Reproduce every entry exactly.

#### [Data to process]
>>>>
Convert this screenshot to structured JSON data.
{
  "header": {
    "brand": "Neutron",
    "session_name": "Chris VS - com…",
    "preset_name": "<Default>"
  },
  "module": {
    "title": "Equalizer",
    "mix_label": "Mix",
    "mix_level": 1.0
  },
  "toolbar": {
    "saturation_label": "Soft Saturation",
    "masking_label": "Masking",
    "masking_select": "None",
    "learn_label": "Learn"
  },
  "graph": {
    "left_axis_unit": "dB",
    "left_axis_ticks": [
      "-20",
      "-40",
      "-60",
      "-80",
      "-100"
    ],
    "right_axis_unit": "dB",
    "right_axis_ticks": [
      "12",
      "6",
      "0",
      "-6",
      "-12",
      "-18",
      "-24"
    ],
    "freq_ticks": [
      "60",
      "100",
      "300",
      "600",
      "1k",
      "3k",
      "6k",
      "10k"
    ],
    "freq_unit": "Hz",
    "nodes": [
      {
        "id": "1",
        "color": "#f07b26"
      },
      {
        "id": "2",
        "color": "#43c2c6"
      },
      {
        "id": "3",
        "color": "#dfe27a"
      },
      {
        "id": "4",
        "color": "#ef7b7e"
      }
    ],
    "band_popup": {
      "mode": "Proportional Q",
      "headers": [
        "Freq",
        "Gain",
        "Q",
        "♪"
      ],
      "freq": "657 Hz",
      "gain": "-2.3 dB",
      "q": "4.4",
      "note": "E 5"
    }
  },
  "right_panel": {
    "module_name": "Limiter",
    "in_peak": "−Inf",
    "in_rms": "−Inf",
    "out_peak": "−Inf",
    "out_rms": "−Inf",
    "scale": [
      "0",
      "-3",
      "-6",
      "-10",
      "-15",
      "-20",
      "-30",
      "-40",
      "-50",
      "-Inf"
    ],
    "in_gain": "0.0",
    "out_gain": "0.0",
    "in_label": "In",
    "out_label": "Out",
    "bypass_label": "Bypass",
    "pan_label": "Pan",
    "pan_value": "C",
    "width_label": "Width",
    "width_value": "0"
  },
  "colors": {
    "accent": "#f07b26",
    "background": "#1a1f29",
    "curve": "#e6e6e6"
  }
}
<<<<
#### [Solved exercise]
Convert this screenshot to structured JSON data.
{
  "header": {
    "brand": "Neutron",
    "session_name": "Chris VS - com…",
    "preset_name": "<Default>"
  },
  "module": {
    "title": "Equalizer",
    "mix_label": "Mix",
    "mix_level": 1.0
  },
  "toolbar": {
    "saturation_label": "Soft Saturation",
    "masking_label": "Masking",
    "masking_select": "None",
    "learn_label": "Learn"
  },
  "graph": {
    "left_axis_unit": "dB",
    "left_axis_ticks": [
      "-20",
      "-40",
      "-60",
      "-80",
      "-100"
    ],
    "right_axis_unit": "dB",
    "right_axis_ticks": [
      "12",
      "6",
      "0",
      "-6",
      "-12",
      "-18",
      "-24"
    ],
    "freq_ticks": [
      "60",
      "100",
      "300",
      "600",
      "1k",
      "3k",
      "6k",
      "10k"
    ],
    "freq_unit": "Hz",
    "nodes": [
      {
        "id": "1",
        "color": "#f07b26"
      },
      {
        "id": "2",
        "color": "#43c2c6"
      },
      {
        "id": "3",
        "color": "#dfe27a"
      },
      {
        "id": "4",
        "color": "#ef7b7e"
      }
    ],
    "band_popup": {
      "mode": "Proportional Q",
      "headers": [
        "Freq",
        "Gain",
        "Q",
        "♪"
      ],
      "freq": "657 Hz",
      "gain": "-2.3 dB",
      "q": "4.4",
      "note": "E 5"
    }
  },
  "right_panel": {
    "module_name": "Limiter",
    "in_peak": "−Inf",
    "in_rms": "−Inf",
    "out_peak": "−Inf",
    "out_rms": "−Inf",
    "scale": [
      "0",
      "-3",
      "-6",
      "-10",
      "-15",
      "-20",
      "-30",
      "-40",
      "-50",
      "-Inf"
    ],
    "in_gain": "0.0",
    "out_gain": "0.0",
    "in_label": "In",
    "out_label": "Out",
    "bypass_label": "Bypass",
    "pan_label": "Pan",
    "pan_value": "C",
    "width_label": "Width",
    "width_value": "0"
  },
  "colors": {
    "accent": "#f07b26",
    "background": "#1a1f29",
    "curve": "#e6e6e6"
  }
}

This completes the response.